- Stated task:
Quote every line as given.

begin Material supplied

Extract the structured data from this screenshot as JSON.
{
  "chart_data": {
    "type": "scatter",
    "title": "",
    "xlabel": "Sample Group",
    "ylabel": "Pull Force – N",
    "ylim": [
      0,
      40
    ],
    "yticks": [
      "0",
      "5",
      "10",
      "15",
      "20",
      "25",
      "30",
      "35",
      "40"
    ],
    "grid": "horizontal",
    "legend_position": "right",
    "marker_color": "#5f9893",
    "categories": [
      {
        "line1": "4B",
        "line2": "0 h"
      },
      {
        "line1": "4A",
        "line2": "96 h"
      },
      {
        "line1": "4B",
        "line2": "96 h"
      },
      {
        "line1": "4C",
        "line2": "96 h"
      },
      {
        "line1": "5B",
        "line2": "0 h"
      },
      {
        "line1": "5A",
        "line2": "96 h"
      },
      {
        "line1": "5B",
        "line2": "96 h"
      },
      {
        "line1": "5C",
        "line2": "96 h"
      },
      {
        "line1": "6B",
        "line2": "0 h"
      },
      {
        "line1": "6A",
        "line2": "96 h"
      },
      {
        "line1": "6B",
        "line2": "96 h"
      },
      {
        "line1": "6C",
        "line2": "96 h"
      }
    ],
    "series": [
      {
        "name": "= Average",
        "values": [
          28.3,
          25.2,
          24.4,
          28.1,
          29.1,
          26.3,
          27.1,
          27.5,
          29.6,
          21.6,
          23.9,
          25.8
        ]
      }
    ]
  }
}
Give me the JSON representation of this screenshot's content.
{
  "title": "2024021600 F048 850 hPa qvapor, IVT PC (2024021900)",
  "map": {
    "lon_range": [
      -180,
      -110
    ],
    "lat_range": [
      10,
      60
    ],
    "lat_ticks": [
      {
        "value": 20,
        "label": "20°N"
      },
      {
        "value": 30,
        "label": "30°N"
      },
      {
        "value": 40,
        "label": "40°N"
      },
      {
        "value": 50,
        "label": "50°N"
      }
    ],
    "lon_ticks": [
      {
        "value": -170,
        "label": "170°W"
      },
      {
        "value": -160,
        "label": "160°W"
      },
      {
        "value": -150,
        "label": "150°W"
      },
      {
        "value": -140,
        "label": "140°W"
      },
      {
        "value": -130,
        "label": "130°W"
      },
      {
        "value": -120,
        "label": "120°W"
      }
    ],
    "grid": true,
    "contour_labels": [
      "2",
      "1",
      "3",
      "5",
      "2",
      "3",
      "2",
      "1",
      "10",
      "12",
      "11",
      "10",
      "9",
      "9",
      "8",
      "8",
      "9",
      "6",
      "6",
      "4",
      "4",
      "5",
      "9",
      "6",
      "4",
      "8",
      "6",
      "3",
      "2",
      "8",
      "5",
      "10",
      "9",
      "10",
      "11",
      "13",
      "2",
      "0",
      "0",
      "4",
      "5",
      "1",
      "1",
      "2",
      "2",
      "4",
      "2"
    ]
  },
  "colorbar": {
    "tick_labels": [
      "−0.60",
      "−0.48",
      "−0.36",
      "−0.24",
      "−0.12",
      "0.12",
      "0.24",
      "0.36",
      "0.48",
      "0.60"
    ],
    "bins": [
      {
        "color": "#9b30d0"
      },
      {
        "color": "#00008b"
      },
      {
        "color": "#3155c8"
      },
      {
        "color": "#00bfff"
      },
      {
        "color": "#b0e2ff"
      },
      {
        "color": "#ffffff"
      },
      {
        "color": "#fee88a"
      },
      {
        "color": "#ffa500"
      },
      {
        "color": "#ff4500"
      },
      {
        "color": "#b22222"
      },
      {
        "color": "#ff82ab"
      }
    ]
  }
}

end Material supplied

- Reply to the task:
Extract the structured data from this screenshot as JSON.
{
  "chart_data": {
    "type": "scatter",
    "title": "",
    "xlabel": "Sample Group",
    "ylabel": "Pull Force – N",
    "ylim": [
      0,
      40
    ],
    "yticks": [
      "0",
      "5",
      "10",
      "15",
      "20",
      "25",
      "30",
      "35",
      "40"
    ],
    "grid": "horizontal",
    "legend_position": "right",
    "marker_color": "#5f9893",
    "categories": [
      {
        "line1": "4B",
        "line2": "0 h"
      },
      {
        "line1": "4A",
        "line2": "96 h"
      },
      {
        "line1": "4B",
        "line2": "96 h"
      },
      {
        "line1": "4C",
        "line2": "96 h"
      },
      {
        "line1": "5B",
        "line2": "0 h"
      },
      {
        "line1": "5A",
        "line2": "96 h"
      },
      {
        "line1": "5B",
        "line2": "96 h"
      },
      {
        "line1": "5C",
        "line2": "96 h"
      },
      {
        "line1": "6B",
        "line2": "0 h"
      },
      {
        "line1": "6A",
        "line2": "96 h"
      },
      {
        "line1": "6B",
        "line2": "96 h"
      },
      {
        "line1": "6C",
        "line2": "96 h"
      }
    ],
    "series": [
      {
        "name": "= Average",
        "values": [
          28.3,
          25.2,
          24.4,
          28.1,
          29.1,
          26.3,
          27.1,
          27.5,
          29.6,
          21.6,
          23.9,
          25.8
        ]
      }
    ]
  }
}
Give me the JSON representation of this screenshot's content.
{
  "title": "2024021600 F048 850 hPa qvapor, IVT PC (2024021900)",
  "map": {
    "lon_range": [
      -180,
      -110
    ],
    "lat_range": [
      10,
      60
    ],
    "lat_ticks": [
      {
        "value": 20,
        "label": "20°N"
      },
      {
        "value": 30,
        "label": "30°N"
      },
      {
        "value": 40,
        "label": "40°N"
      },
      {
        "value": 50,
        "label": "50°N"
      }
    ],
    "lon_ticks": [
      {
        "value": -170,
        "label": "170°W"
      },
      {
        "value": -160,
        "label": "160°W"
      },
      {
        "value": -150,
        "label": "150°W"
      },
      {
        "value": -140,
        "label": "140°W"
      },
      {
        "value": -130,
        "label": "130°W"
      },
      {
        "value": -120,
        "label": "120°W"
      }
    ],
    "grid": true,
    "contour_labels": [
      "2",
      "1",
      "3",
      "5",
      "2",
      "3",
      "2",
      "1",
      "10",
      "12",
      "11",
      "10",
      "9",
      "9",
      "8",
      "8",
      "9",
      "6",
      "6",
      "4",
      "4",
      "5",
      "9",
      "6",
      "4",
      "8",
      "6",
      "3",
      "2",
      "8",
      "5",
      "10",
      "9",
      "10",
      "11",
      "13",
      "2",
      "0",
      "0",
      "4",
      "5",
      "1",
      "1",
      "2",
      "2",
      "4",
      "2"
    ]
  },
  "colorbar": {
    "tick_labels": [
      "−0.60",
      "−0.48",
      "−0.36",
      "−0.24",
      "−0.12",
      "0.12",
      "0.24",
      "0.36",
      "0.48",
      "0.60"
    ],
    "bins": [
      {
        "color": "#9b30d0"
      },
      {
        "color": "#00008b"
      },
      {
        "color": "#3155c8"
      },
      {
        "color": "#00bfff"
      },
      {
        "color": "#b0e2ff"
      },
      {
        "color": "#ffffff"
      },
      {
        "color": "#fee88a"
      },
      {
        "color": "#ffa500"
      },
      {
        "color": "#ff4500"
      },
      {
        "color": "#b22222"
      },
      {
        "color": "#ff82ab"
      }
    ]
  }
}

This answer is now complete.